* [Task goal] Pictures within the data are to be left out; everything else must be reproduced exactly.

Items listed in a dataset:
■ ■ ■ ■ ■
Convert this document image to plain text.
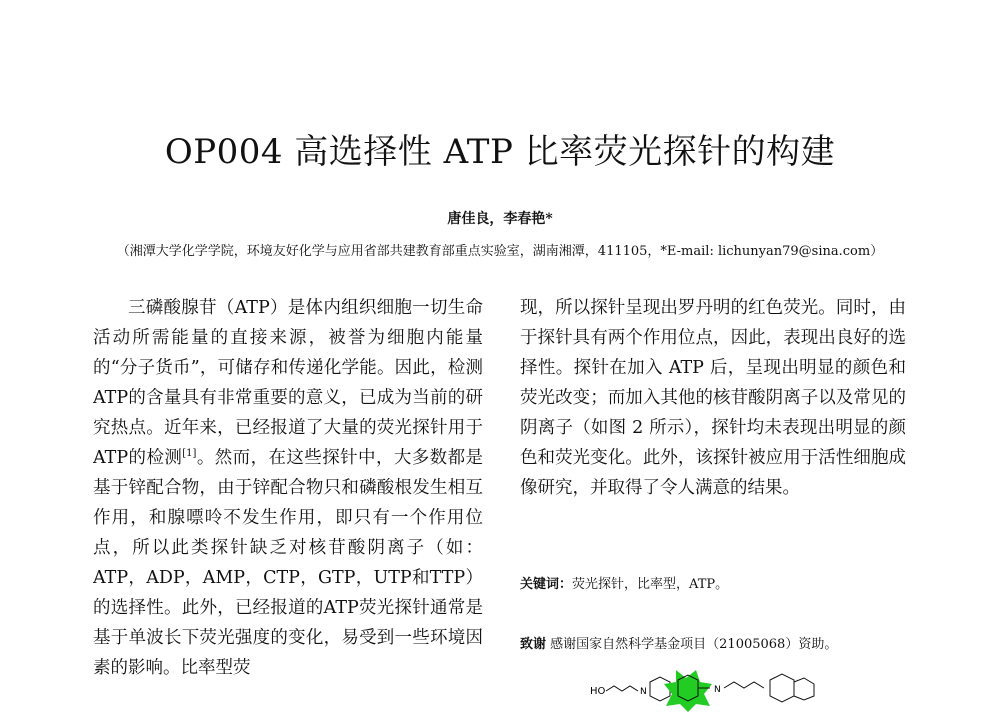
OP004 高选择性 ATP 比率荧光探针的构建
唐佳良，李春艳*
（湘潭大学化学学院，环境友好化学与应用省部共建教育部重点实验室，湖南湘潭，411105，*E-mail: lichunyan79@sina.com）

三磷酸腺苷（ATP）是体内组织细胞一切生命活动所需能量的直接来源，被誉为细胞内能量的“分子货币”，可储存和传递化学能。因此，检测ATP的含量具有非常重要的意义，已成为当前的研究热点。近年来，已经报道了大量的荧光探针用于ATP的检测[1]。然而，在这些探针中，大多数都是基于锌配合物，由于锌配合物只和磷酸根发生相互作用，和腺嘌呤不发生作用，即只有一个作用位点，所以此类探针缺乏对核苷酸阴离子（如：ATP，ADP，AMP，CTP，GTP，UTP和TTP）的选择性。此外，已经报道的ATP荧光探针通常是基于单波长下荧光强度的变化，易受到一些环境因素的影响。比率型荧

现，所以探针呈现出罗丹明的红色荧光。同时，由于探针具有两个作用位点，因此，表现出良好的选择性。探针在加入 ATP 后，呈现出明显的颜色和荧光改变；而加入其他的核苷酸阴离子以及常见的阴离子（如图 2 所示），探针均未表现出明显的颜色和荧光变化。此外，该探针被应用于活性细胞成像研究，并取得了令人满意的结果。

关键词：荧光探针，比率型，ATP。
致谢 感谢国家自然科学基金项目（21005068）资助。
HO	N	N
■ ■ ■ ■ ■
* [Result for this exercise]
Convert this document image to plain text.
OP004 高选择性 ATP 比率荧光探针的构建
唐佳良，李春艳*
（湘潭大学化学学院，环境友好化学与应用省部共建教育部重点实验室，湖南湘潭，411105，*E-mail: lichunyan79@sina.com）

三磷酸腺苷（ATP）是体内组织细胞一切生命活动所需能量的直接来源，被誉为细胞内能量的“分子货币”，可储存和传递化学能。因此，检测ATP的含量具有非常重要的意义，已成为当前的研究热点。近年来，已经报道了大量的荧光探针用于ATP的检测[1]。然而，在这些探针中，大多数都是基于锌配合物，由于锌配合物只和磷酸根发生相互作用，和腺嘌呤不发生作用，即只有一个作用位点，所以此类探针缺乏对核苷酸阴离子（如：ATP，ADP，AMP，CTP，GTP，UTP和TTP）的选择性。此外，已经报道的ATP荧光探针通常是基于单波长下荧光强度的变化，易受到一些环境因素的影响。比率型荧

现，所以探针呈现出罗丹明的红色荧光。同时，由于探针具有两个作用位点，因此，表现出良好的选择性。探针在加入 ATP 后，呈现出明显的颜色和荧光改变；而加入其他的核苷酸阴离子以及常见的阴离子（如图 2 所示），探针均未表现出明显的颜色和荧光变化。此外，该探针被应用于活性细胞成像研究，并取得了令人满意的结果。

关键词：荧光探针，比率型，ATP。
致谢 感谢国家自然科学基金项目（21005068）资助。
HO	N	N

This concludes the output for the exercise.